Records from a data source:
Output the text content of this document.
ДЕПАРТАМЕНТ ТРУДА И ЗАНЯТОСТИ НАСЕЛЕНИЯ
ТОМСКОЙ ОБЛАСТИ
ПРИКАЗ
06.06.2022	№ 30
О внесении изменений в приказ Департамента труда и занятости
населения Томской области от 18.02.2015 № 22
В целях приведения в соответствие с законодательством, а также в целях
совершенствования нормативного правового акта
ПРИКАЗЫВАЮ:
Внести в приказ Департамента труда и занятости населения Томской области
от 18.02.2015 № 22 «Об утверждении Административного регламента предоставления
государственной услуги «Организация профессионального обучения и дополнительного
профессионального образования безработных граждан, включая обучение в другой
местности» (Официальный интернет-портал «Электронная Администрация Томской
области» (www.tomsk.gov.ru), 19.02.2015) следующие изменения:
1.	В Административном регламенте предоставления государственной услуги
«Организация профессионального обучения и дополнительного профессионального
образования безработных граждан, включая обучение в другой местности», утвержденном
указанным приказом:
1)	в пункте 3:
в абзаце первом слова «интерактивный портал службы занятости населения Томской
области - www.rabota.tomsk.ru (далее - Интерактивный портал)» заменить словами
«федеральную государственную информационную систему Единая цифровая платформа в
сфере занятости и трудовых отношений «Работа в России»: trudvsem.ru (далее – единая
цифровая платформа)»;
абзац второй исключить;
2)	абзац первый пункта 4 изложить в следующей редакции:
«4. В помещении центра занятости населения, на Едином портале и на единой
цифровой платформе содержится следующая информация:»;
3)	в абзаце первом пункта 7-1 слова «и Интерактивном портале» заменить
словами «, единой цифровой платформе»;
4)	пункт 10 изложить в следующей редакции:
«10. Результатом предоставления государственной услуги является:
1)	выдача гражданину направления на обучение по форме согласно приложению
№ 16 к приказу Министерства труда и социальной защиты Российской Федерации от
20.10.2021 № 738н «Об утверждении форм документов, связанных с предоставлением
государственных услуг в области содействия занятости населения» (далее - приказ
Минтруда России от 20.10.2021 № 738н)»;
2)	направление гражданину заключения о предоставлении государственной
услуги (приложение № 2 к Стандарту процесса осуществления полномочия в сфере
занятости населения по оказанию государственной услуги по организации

> _Exercise task_
Write out all the entries exactly.

> _Expected answer_
Output the text content of this document.
ДЕПАРТАМЕНТ ТРУДА И ЗАНЯТОСТИ НАСЕЛЕНИЯ
ТОМСКОЙ ОБЛАСТИ
ПРИКАЗ
06.06.2022	№ 30
О внесении изменений в приказ Департамента труда и занятости
населения Томской области от 18.02.2015 № 22
В целях приведения в соответствие с законодательством, а также в целях
совершенствования нормативного правового акта
ПРИКАЗЫВАЮ:
Внести в приказ Департамента труда и занятости населения Томской области
от 18.02.2015 № 22 «Об утверждении Административного регламента предоставления
государственной услуги «Организация профессионального обучения и дополнительного
профессионального образования безработных граждан, включая обучение в другой
местности» (Официальный интернет-портал «Электронная Администрация Томской
области» (www.tomsk.gov.ru), 19.02.2015) следующие изменения:
1.	В Административном регламенте предоставления государственной услуги
«Организация профессионального обучения и дополнительного профессионального
образования безработных граждан, включая обучение в другой местности», утвержденном
указанным приказом:
1)	в пункте 3:
в абзаце первом слова «интерактивный портал службы занятости населения Томской
области - www.rabota.tomsk.ru (далее - Интерактивный портал)» заменить словами
«федеральную государственную информационную систему Единая цифровая платформа в
сфере занятости и трудовых отношений «Работа в России»: trudvsem.ru (далее – единая
цифровая платформа)»;
абзац второй исключить;
2)	абзац первый пункта 4 изложить в следующей редакции:
«4. В помещении центра занятости населения, на Едином портале и на единой
цифровой платформе содержится следующая информация:»;
3)	в абзаце первом пункта 7-1 слова «и Интерактивном портале» заменить
словами «, единой цифровой платформе»;
4)	пункт 10 изложить в следующей редакции:
«10. Результатом предоставления государственной услуги является:
1)	выдача гражданину направления на обучение по форме согласно приложению
№ 16 к приказу Министерства труда и социальной защиты Российской Федерации от
20.10.2021 № 738н «Об утверждении форм документов, связанных с предоставлением
государственных услуг в области содействия занятости населения» (далее - приказ
Минтруда России от 20.10.2021 № 738н)»;
2)	направление гражданину заключения о предоставлении государственной
услуги (приложение № 2 к Стандарту процесса осуществления полномочия в сфере
занятости населения по оказанию государственной услуги по организации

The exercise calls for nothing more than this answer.